▶ GOAL:
Copy all the material that follows, keeping every character the same.

Source records
-=-=-=-=-

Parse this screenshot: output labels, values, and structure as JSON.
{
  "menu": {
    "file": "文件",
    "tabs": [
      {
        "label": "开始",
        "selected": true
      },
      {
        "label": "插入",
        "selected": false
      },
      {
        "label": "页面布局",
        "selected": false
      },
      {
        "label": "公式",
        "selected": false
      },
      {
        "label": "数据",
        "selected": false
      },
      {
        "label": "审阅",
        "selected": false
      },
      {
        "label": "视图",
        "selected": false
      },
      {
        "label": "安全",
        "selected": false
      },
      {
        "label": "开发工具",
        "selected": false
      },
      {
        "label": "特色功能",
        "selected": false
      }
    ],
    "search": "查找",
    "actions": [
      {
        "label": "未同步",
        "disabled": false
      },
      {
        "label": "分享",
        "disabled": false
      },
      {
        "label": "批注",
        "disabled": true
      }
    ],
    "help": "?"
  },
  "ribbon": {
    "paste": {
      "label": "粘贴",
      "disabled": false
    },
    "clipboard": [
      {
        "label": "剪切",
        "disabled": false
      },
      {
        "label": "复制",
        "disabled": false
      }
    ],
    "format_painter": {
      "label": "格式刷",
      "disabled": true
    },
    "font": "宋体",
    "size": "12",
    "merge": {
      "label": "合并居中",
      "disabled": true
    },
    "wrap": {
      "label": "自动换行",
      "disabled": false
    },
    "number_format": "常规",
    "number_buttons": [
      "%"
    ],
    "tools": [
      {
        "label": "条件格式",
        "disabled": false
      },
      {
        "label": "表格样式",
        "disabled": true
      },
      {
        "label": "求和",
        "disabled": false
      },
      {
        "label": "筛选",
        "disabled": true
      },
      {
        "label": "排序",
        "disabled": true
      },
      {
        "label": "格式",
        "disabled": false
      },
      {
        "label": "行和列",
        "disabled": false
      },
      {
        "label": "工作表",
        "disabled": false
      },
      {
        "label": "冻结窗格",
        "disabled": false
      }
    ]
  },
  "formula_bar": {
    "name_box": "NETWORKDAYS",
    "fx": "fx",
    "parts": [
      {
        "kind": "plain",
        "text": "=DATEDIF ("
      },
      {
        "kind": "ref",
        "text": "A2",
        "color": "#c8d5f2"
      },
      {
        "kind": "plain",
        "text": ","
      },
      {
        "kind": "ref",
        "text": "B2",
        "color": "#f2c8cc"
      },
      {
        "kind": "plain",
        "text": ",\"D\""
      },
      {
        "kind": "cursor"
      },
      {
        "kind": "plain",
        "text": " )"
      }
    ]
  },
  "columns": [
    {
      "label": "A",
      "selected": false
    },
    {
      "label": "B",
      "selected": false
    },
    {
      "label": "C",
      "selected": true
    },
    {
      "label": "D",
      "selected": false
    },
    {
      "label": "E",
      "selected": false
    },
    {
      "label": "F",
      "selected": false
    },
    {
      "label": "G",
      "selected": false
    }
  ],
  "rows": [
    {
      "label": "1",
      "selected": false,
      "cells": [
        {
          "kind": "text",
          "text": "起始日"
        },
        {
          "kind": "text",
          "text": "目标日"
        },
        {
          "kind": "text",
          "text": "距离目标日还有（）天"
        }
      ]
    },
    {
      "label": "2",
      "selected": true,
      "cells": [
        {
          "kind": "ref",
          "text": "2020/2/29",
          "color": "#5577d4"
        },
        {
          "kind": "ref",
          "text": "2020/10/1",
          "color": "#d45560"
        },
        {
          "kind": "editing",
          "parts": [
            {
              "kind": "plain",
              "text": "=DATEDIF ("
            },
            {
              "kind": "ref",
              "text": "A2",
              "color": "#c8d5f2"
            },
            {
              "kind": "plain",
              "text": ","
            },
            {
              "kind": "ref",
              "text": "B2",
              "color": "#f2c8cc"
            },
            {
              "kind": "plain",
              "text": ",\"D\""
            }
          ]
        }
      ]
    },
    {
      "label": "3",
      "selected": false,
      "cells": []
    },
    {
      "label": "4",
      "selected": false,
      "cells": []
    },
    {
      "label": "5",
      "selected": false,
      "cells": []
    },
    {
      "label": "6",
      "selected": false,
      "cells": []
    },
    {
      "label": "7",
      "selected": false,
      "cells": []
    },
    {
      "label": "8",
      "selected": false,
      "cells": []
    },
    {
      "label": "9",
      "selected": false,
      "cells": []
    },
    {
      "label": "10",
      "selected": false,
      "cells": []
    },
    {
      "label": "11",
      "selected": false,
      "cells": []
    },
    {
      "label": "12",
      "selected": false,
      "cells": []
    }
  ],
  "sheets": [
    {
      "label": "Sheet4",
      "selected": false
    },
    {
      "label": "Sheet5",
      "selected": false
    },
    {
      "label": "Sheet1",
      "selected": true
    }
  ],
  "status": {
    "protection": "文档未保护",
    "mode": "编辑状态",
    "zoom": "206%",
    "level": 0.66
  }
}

-=-=-=-=-

▶ SOLUTION:
Parse this screenshot: output labels, values, and structure as JSON.
{
  "menu": {
    "file": "文件",
    "tabs": [
      {
        "label": "开始",
        "selected": true
      },
      {
        "label": "插入",
        "selected": false
      },
      {
        "label": "页面布局",
        "selected": false
      },
      {
        "label": "公式",
        "selected": false
      },
      {
        "label": "数据",
        "selected": false
      },
      {
        "label": "审阅",
        "selected": false
      },
      {
        "label": "视图",
        "selected": false
      },
      {
        "label": "安全",
        "selected": false
      },
      {
        "label": "开发工具",
        "selected": false
      },
      {
        "label": "特色功能",
        "selected": false
      }
    ],
    "search": "查找",
    "actions": [
      {
        "label": "未同步",
        "disabled": false
      },
      {
        "label": "分享",
        "disabled": false
      },
      {
        "label": "批注",
        "disabled": true
      }
    ],
    "help": "?"
  },
  "ribbon": {
    "paste": {
      "label": "粘贴",
      "disabled": false
    },
    "clipboard": [
      {
        "label": "剪切",
        "disabled": false
      },
      {
        "label": "复制",
        "disabled": false
      }
    ],
    "format_painter": {
      "label": "格式刷",
      "disabled": true
    },
    "font": "宋体",
    "size": "12",
    "merge": {
      "label": "合并居中",
      "disabled": true
    },
    "wrap": {
      "label": "自动换行",
      "disabled": false
    },
    "number_format": "常规",
    "number_buttons": [
      "%"
    ],
    "tools": [
      {
        "label": "条件格式",
        "disabled": false
      },
      {
        "label": "表格样式",
        "disabled": true
      },
      {
        "label": "求和",
        "disabled": false
      },
      {
        "label": "筛选",
        "disabled": true
      },
      {
        "label": "排序",
        "disabled": true
      },
      {
        "label": "格式",
        "disabled": false
      },
      {
        "label": "行和列",
        "disabled": false
      },
      {
        "label": "工作表",
        "disabled": false
      },
      {
        "label": "冻结窗格",
        "disabled": false
      }
    ]
  },
  "formula_bar": {
    "name_box": "NETWORKDAYS",
    "fx": "fx",
    "parts": [
      {
        "kind": "plain",
        "text": "=DATEDIF ("
      },
      {
        "kind": "ref",
        "text": "A2",
        "color": "#c8d5f2"
      },
      {
        "kind": "plain",
        "text": ","
      },
      {
        "kind": "ref",
        "text": "B2",
        "color": "#f2c8cc"
      },
      {
        "kind": "plain",
        "text": ",\"D\""
      },
      {
        "kind": "cursor"
      },
      {
        "kind": "plain",
        "text": " )"
      }
    ]
  },
  "columns": [
    {
      "label": "A",
      "selected": false
    },
    {
      "label": "B",
      "selected": false
    },
    {
      "label": "C",
      "selected": true
    },
    {
      "label": "D",
      "selected": false
    },
    {
      "label": "E",
      "selected": false
    },
    {
      "label": "F",
      "selected": false
    },
    {
      "label": "G",
      "selected": false
    }
  ],
  "rows": [
    {
      "label": "1",
      "selected": false,
      "cells": [
        {
          "kind": "text",
          "text": "起始日"
        },
        {
          "kind": "text",
          "text": "目标日"
        },
        {
          "kind": "text",
          "text": "距离目标日还有（）天"
        }
      ]
    },
    {
      "label": "2",
      "selected": true,
      "cells": [
        {
          "kind": "ref",
          "text": "2020/2/29",
          "color": "#5577d4"
        },
        {
          "kind": "ref",
          "text": "2020/10/1",
          "color": "#d45560"
        },
        {
          "kind": "editing",
          "parts": [
            {
              "kind": "plain",
              "text": "=DATEDIF ("
            },
            {
              "kind": "ref",
              "text": "A2",
              "color": "#c8d5f2"
            },
            {
              "kind": "plain",
              "text": ","
            },
            {
              "kind": "ref",
              "text": "B2",
              "color": "#f2c8cc"
            },
            {
              "kind": "plain",
              "text": ",\"D\""
            }
          ]
        }
      ]
    },
    {
      "label": "3",
      "selected": false,
      "cells": []
    },
    {
      "label": "4",
      "selected": false,
      "cells": []
    },
    {
      "label": "5",
      "selected": false,
      "cells": []
    },
    {
      "label": "6",
      "selected": false,
      "cells": []
    },
    {
      "label": "7",
      "selected": false,
      "cells": []
    },
    {
      "label": "8",
      "selected": false,
      "cells": []
    },
    {
      "label": "9",
      "selected": false,
      "cells": []
    },
    {
      "label": "10",
      "selected": false,
      "cells": []
    },
    {
      "label": "11",
      "selected": false,
      "cells": []
    },
    {
      "label": "12",
      "selected": false,
      "cells": []
    }
  ],
  "sheets": [
    {
      "label": "Sheet4",
      "selected": false
    },
    {
      "label": "Sheet5",
      "selected": false
    },
    {
      "label": "Sheet1",
      "selected": true
    }
  ],
  "status": {
    "protection": "文档未保护",
    "mode": "编辑状态",
    "zoom": "206%",
    "level": 0.66
  }
}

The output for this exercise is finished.